═════ RECORDS SHOWN

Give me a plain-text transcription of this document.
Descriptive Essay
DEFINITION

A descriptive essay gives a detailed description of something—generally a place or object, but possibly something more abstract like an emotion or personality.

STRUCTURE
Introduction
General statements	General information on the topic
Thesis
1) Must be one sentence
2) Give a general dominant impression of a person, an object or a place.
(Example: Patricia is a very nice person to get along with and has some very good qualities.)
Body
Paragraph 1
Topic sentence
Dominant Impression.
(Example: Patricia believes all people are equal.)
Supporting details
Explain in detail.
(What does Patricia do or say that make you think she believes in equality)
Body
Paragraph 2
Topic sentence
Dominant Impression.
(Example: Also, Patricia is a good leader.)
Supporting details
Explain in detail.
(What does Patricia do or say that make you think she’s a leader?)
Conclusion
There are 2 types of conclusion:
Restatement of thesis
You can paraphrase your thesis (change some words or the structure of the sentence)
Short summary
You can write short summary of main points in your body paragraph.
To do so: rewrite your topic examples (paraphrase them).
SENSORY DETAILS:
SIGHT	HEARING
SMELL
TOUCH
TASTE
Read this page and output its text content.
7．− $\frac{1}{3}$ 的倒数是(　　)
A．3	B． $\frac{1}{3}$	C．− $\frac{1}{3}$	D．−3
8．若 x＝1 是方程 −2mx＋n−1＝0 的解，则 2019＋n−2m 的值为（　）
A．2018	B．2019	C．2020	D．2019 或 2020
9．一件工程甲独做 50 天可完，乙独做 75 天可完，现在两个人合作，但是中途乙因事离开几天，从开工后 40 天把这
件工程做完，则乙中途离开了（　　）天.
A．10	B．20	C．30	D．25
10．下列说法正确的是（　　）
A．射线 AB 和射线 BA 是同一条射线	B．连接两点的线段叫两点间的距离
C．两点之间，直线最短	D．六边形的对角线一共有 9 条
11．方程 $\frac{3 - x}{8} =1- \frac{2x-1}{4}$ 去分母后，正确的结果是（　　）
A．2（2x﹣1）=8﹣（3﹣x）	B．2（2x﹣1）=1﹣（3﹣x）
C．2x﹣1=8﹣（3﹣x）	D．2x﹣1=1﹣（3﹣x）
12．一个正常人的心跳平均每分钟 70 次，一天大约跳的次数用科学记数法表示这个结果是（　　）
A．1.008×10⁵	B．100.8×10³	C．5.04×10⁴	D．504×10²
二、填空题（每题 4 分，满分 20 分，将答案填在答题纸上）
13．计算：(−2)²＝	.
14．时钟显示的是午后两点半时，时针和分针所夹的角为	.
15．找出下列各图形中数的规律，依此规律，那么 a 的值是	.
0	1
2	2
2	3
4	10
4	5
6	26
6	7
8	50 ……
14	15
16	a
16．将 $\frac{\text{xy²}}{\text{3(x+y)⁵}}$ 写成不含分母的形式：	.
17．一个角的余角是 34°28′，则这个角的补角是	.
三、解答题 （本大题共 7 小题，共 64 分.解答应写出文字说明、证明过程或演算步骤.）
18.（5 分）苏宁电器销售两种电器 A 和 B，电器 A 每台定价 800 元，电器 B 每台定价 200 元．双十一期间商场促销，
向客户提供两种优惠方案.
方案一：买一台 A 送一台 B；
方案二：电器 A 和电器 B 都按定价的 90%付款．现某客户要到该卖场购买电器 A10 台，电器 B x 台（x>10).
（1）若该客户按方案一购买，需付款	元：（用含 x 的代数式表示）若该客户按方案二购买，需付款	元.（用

══════════

# [TASK BRIEF]
Reproduce the whole listing word for word.

# [EXERCISE RESULT]
Give me a plain-text transcription of this document.
Descriptive Essay
DEFINITION

A descriptive essay gives a detailed description of something—generally a place or object, but possibly something more abstract like an emotion or personality.

STRUCTURE
Introduction
General statements	General information on the topic
Thesis
1) Must be one sentence
2) Give a general dominant impression of a person, an object or a place.
(Example: Patricia is a very nice person to get along with and has some very good qualities.)
Body
Paragraph 1
Topic sentence
Dominant Impression.
(Example: Patricia believes all people are equal.)
Supporting details
Explain in detail.
(What does Patricia do or say that make you think she believes in equality)
Body
Paragraph 2
Topic sentence
Dominant Impression.
(Example: Also, Patricia is a good leader.)
Supporting details
Explain in detail.
(What does Patricia do or say that make you think she’s a leader?)
Conclusion
There are 2 types of conclusion:
Restatement of thesis
You can paraphrase your thesis (change some words or the structure of the sentence)
Short summary
You can write short summary of main points in your body paragraph.
To do so: rewrite your topic examples (paraphrase them).
SENSORY DETAILS:
SIGHT	HEARING
SMELL
TOUCH
TASTE
Read this page and output its text content.
7．− $\frac{1}{3}$ 的倒数是(　　)
A．3	B． $\frac{1}{3}$	C．− $\frac{1}{3}$	D．−3
8．若 x＝1 是方程 −2mx＋n−1＝0 的解，则 2019＋n−2m 的值为（　）
A．2018	B．2019	C．2020	D．2019 或 2020
9．一件工程甲独做 50 天可完，乙独做 75 天可完，现在两个人合作，但是中途乙因事离开几天，从开工后 40 天把这
件工程做完，则乙中途离开了（　　）天.
A．10	B．20	C．30	D．25
10．下列说法正确的是（　　）
A．射线 AB 和射线 BA 是同一条射线	B．连接两点的线段叫两点间的距离
C．两点之间，直线最短	D．六边形的对角线一共有 9 条
11．方程 $\frac{3 - x}{8} =1- \frac{2x-1}{4}$ 去分母后，正确的结果是（　　）
A．2（2x﹣1）=8﹣（3﹣x）	B．2（2x﹣1）=1﹣（3﹣x）
C．2x﹣1=8﹣（3﹣x）	D．2x﹣1=1﹣（3﹣x）
12．一个正常人的心跳平均每分钟 70 次，一天大约跳的次数用科学记数法表示这个结果是（　　）
A．1.008×10⁵	B．100.8×10³	C．5.04×10⁴	D．504×10²
二、填空题（每题 4 分，满分 20 分，将答案填在答题纸上）
13．计算：(−2)²＝	.
14．时钟显示的是午后两点半时，时针和分针所夹的角为	.
15．找出下列各图形中数的规律，依此规律，那么 a 的值是	.
0	1
2	2
2	3
4	10
4	5
6	26
6	7
8	50 ……
14	15
16	a
16．将 $\frac{\text{xy²}}{\text{3(x+y)⁵}}$ 写成不含分母的形式：	.
17．一个角的余角是 34°28′，则这个角的补角是	.
三、解答题 （本大题共 7 小题，共 64 分.解答应写出文字说明、证明过程或演算步骤.）
18.（5 分）苏宁电器销售两种电器 A 和 B，电器 A 每台定价 800 元，电器 B 每台定价 200 元．双十一期间商场促销，
向客户提供两种优惠方案.
方案一：买一台 A 送一台 B；
方案二：电器 A 和电器 B 都按定价的 90%付款．现某客户要到该卖场购买电器 A10 台，电器 B x 台（x>10).
（1）若该客户按方案一购买，需付款	元：（用含 x 的代数式表示）若该客户按方案二购买，需付款	元.（用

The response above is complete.